To be done: Leave out the pictures and restate the rest of the data exactly.

Exercise data:

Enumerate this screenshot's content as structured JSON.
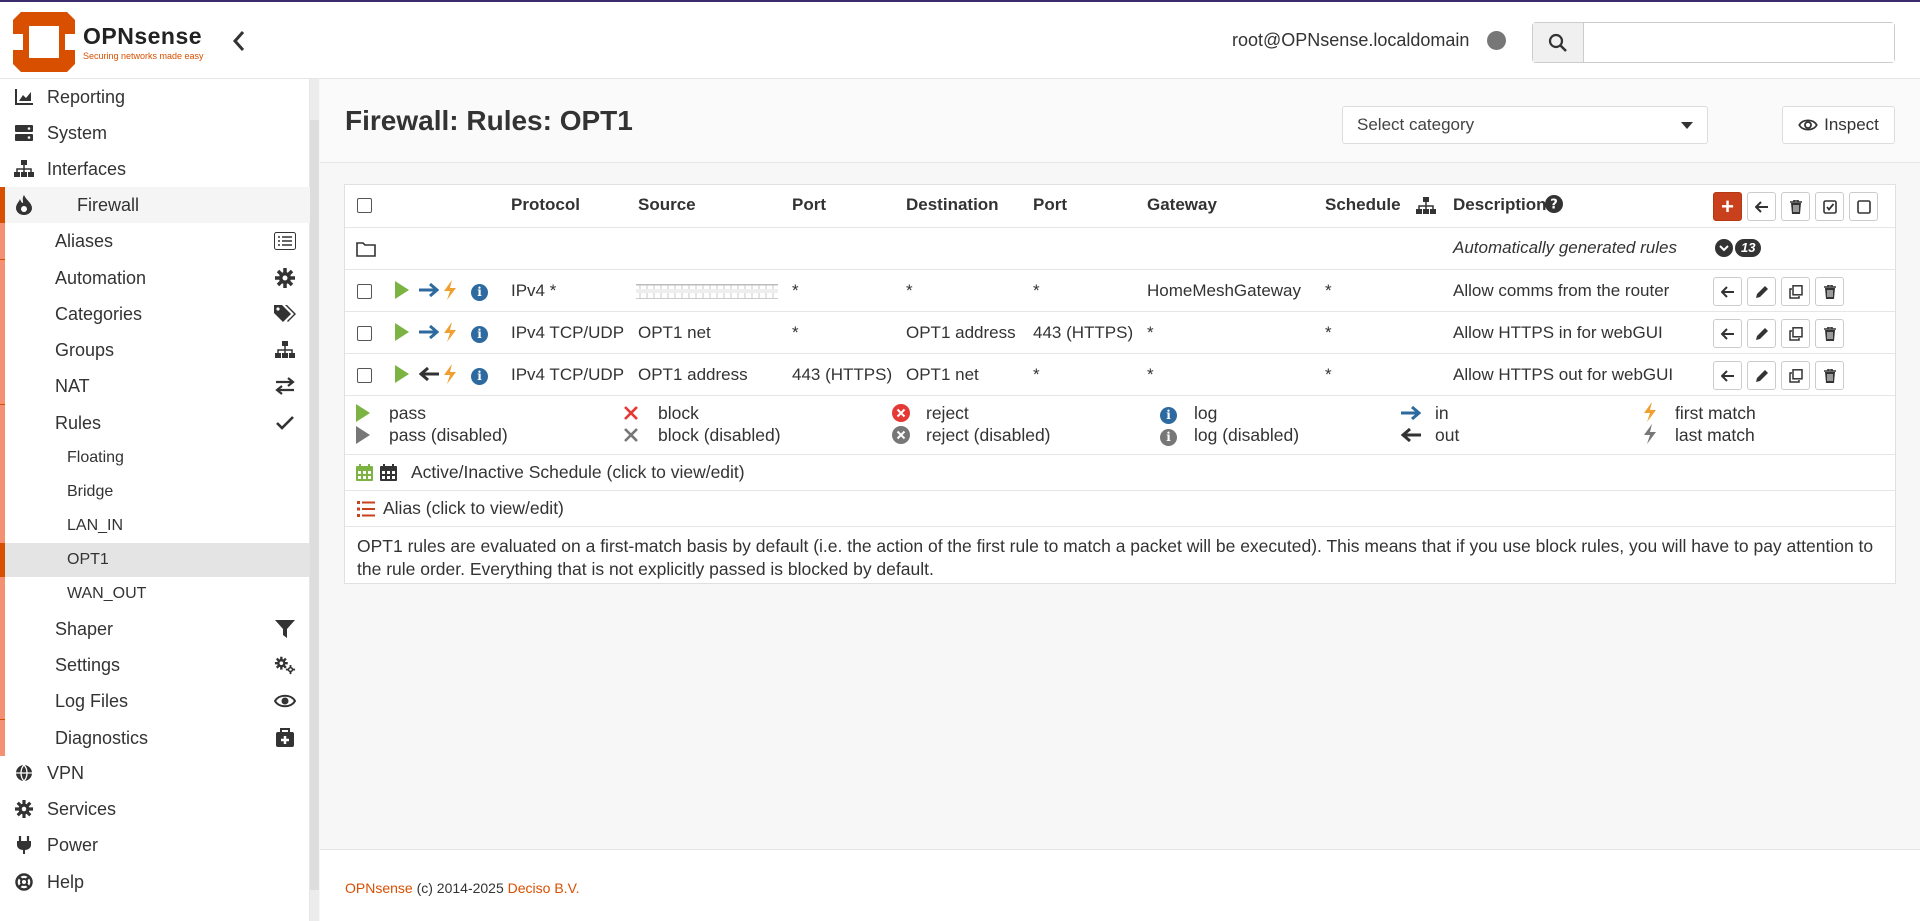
{
  "brand": {
    "name": "OPNsense",
    "tagline": "Securing networks made easy",
    "accent": "#d94f00"
  },
  "header": {
    "user": "root@OPNsense.localdomain",
    "search_placeholder": ""
  },
  "sidebar": {
    "top_items": [
      {
        "label": "Reporting",
        "icon": "chart-icon"
      },
      {
        "label": "System",
        "icon": "server-icon"
      },
      {
        "label": "Interfaces",
        "icon": "network-icon"
      },
      {
        "label": "Firewall",
        "icon": "fire-icon"
      }
    ],
    "firewall_items": [
      {
        "label": "Aliases",
        "icon": "list-icon"
      },
      {
        "label": "Automation",
        "icon": "gear-icon"
      },
      {
        "label": "Categories",
        "icon": "tags-icon"
      },
      {
        "label": "Groups",
        "icon": "sitemap-icon"
      },
      {
        "label": "NAT",
        "icon": "exchange-icon"
      },
      {
        "label": "Rules",
        "icon": "check-icon"
      }
    ],
    "rules_items": [
      "Floating",
      "Bridge",
      "LAN_IN",
      "OPT1",
      "WAN_OUT"
    ],
    "firewall_items_after": [
      {
        "label": "Shaper",
        "icon": "filter-icon"
      },
      {
        "label": "Settings",
        "icon": "gears-icon"
      },
      {
        "label": "Log Files",
        "icon": "eye-icon"
      },
      {
        "label": "Diagnostics",
        "icon": "medkit-icon"
      }
    ],
    "bottom_items": [
      {
        "label": "VPN",
        "icon": "globe-icon"
      },
      {
        "label": "Services",
        "icon": "cog-icon"
      },
      {
        "label": "Power",
        "icon": "plug-icon"
      },
      {
        "label": "Help",
        "icon": "lifering-icon"
      }
    ]
  },
  "page": {
    "title": "Firewall: Rules: OPT1",
    "category_placeholder": "Select category",
    "inspect_label": "Inspect"
  },
  "table": {
    "headers": [
      "Protocol",
      "Source",
      "Port",
      "Destination",
      "Port",
      "Gateway",
      "Schedule",
      "Description"
    ],
    "auto_rules_label": "Automatically generated rules",
    "auto_rules_count": "13",
    "rows": [
      {
        "protocol": "IPv4 *",
        "source": "",
        "source_port": "*",
        "destination": "*",
        "dest_port": "*",
        "gateway": "HomeMeshGateway",
        "schedule": "*",
        "description": "Allow comms from the router",
        "direction": "in"
      },
      {
        "protocol": "IPv4 TCP/UDP",
        "source": "OPT1 net",
        "source_port": "*",
        "destination": "OPT1 address",
        "dest_port": "443 (HTTPS)",
        "gateway": "*",
        "schedule": "*",
        "description": "Allow HTTPS in for webGUI",
        "direction": "in"
      },
      {
        "protocol": "IPv4 TCP/UDP",
        "source": "OPT1 address",
        "source_port": "443 (HTTPS)",
        "destination": "OPT1 net",
        "dest_port": "*",
        "gateway": "*",
        "schedule": "*",
        "description": "Allow HTTPS out for webGUI",
        "direction": "out"
      }
    ]
  },
  "legend": {
    "pass": "pass",
    "pass_disabled": "pass (disabled)",
    "block": "block",
    "block_disabled": "block (disabled)",
    "reject": "reject",
    "reject_disabled": "reject (disabled)",
    "log": "log",
    "log_disabled": "log (disabled)",
    "in": "in",
    "out": "out",
    "first_match": "first match",
    "last_match": "last match",
    "schedule": "Active/Inactive Schedule (click to view/edit)",
    "alias": "Alias (click to view/edit)",
    "note": "OPT1 rules are evaluated on a first-match basis by default (i.e. the action of the first rule to match a packet will be executed). This means that if you use block rules, you will have to pay attention to the rule order. Everything that is not explicitly passed is blocked by default."
  },
  "footer": {
    "product": "OPNsense",
    "copyright": " (c) 2014-2025 ",
    "company": "Deciso B.V."
  },
  "colors": {
    "pass": "#7cb342",
    "block": "#e53935",
    "reject": "#e53935",
    "direction": "#2d6a9f",
    "match": "#f0a030",
    "accent": "#d94f00"
  }
}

Exercise solution:
Enumerate this screenshot's content as structured JSON.
{
  "brand": {
    "name": "OPNsense",
    "tagline": "Securing networks made easy",
    "accent": "#d94f00"
  },
  "header": {
    "user": "root@OPNsense.localdomain",
    "search_placeholder": ""
  },
  "sidebar": {
    "top_items": [
      {
        "label": "Reporting",
        "icon": "chart-icon"
      },
      {
        "label": "System",
        "icon": "server-icon"
      },
      {
        "label": "Interfaces",
        "icon": "network-icon"
      },
      {
        "label": "Firewall",
        "icon": "fire-icon"
      }
    ],
    "firewall_items": [
      {
        "label": "Aliases",
        "icon": "list-icon"
      },
      {
        "label": "Automation",
        "icon": "gear-icon"
      },
      {
        "label": "Categories",
        "icon": "tags-icon"
      },
      {
        "label": "Groups",
        "icon": "sitemap-icon"
      },
      {
        "label": "NAT",
        "icon": "exchange-icon"
      },
      {
        "label": "Rules",
        "icon": "check-icon"
      }
    ],
    "rules_items": [
      "Floating",
      "Bridge",
      "LAN_IN",
      "OPT1",
      "WAN_OUT"
    ],
    "firewall_items_after": [
      {
        "label": "Shaper",
        "icon": "filter-icon"
      },
      {
        "label": "Settings",
        "icon": "gears-icon"
      },
      {
        "label": "Log Files",
        "icon": "eye-icon"
      },
      {
        "label": "Diagnostics",
        "icon": "medkit-icon"
      }
    ],
    "bottom_items": [
      {
        "label": "VPN",
        "icon": "globe-icon"
      },
      {
        "label": "Services",
        "icon": "cog-icon"
      },
      {
        "label": "Power",
        "icon": "plug-icon"
      },
      {
        "label": "Help",
        "icon": "lifering-icon"
      }
    ]
  },
  "page": {
    "title": "Firewall: Rules: OPT1",
    "category_placeholder": "Select category",
    "inspect_label": "Inspect"
  },
  "table": {
    "headers": [
      "Protocol",
      "Source",
      "Port",
      "Destination",
      "Port",
      "Gateway",
      "Schedule",
      "Description"
    ],
    "auto_rules_label": "Automatically generated rules",
    "auto_rules_count": "13",
    "rows": [
      {
        "protocol": "IPv4 *",
        "source": "",
        "source_port": "*",
        "destination": "*",
        "dest_port": "*",
        "gateway": "HomeMeshGateway",
        "schedule": "*",
        "description": "Allow comms from the router",
        "direction": "in"
      },
      {
        "protocol": "IPv4 TCP/UDP",
        "source": "OPT1 net",
        "source_port": "*",
        "destination": "OPT1 address",
        "dest_port": "443 (HTTPS)",
        "gateway": "*",
        "schedule": "*",
        "description": "Allow HTTPS in for webGUI",
        "direction": "in"
      },
      {
        "protocol": "IPv4 TCP/UDP",
        "source": "OPT1 address",
        "source_port": "443 (HTTPS)",
        "destination": "OPT1 net",
        "dest_port": "*",
        "gateway": "*",
        "schedule": "*",
        "description": "Allow HTTPS out for webGUI",
        "direction": "out"
      }
    ]
  },
  "legend": {
    "pass": "pass",
    "pass_disabled": "pass (disabled)",
    "block": "block",
    "block_disabled": "block (disabled)",
    "reject": "reject",
    "reject_disabled": "reject (disabled)",
    "log": "log",
    "log_disabled": "log (disabled)",
    "in": "in",
    "out": "out",
    "first_match": "first match",
    "last_match": "last match",
    "schedule": "Active/Inactive Schedule (click to view/edit)",
    "alias": "Alias (click to view/edit)",
    "note": "OPT1 rules are evaluated on a first-match basis by default (i.e. the action of the first rule to match a packet will be executed). This means that if you use block rules, you will have to pay attention to the rule order. Everything that is not explicitly passed is blocked by default."
  },
  "footer": {
    "product": "OPNsense",
    "copyright": " (c) 2014-2025 ",
    "company": "Deciso B.V."
  },
  "colors": {
    "pass": "#7cb342",
    "block": "#e53935",
    "reject": "#e53935",
    "direction": "#2d6a9f",
    "match": "#f0a030",
    "accent": "#d94f00"
  }
}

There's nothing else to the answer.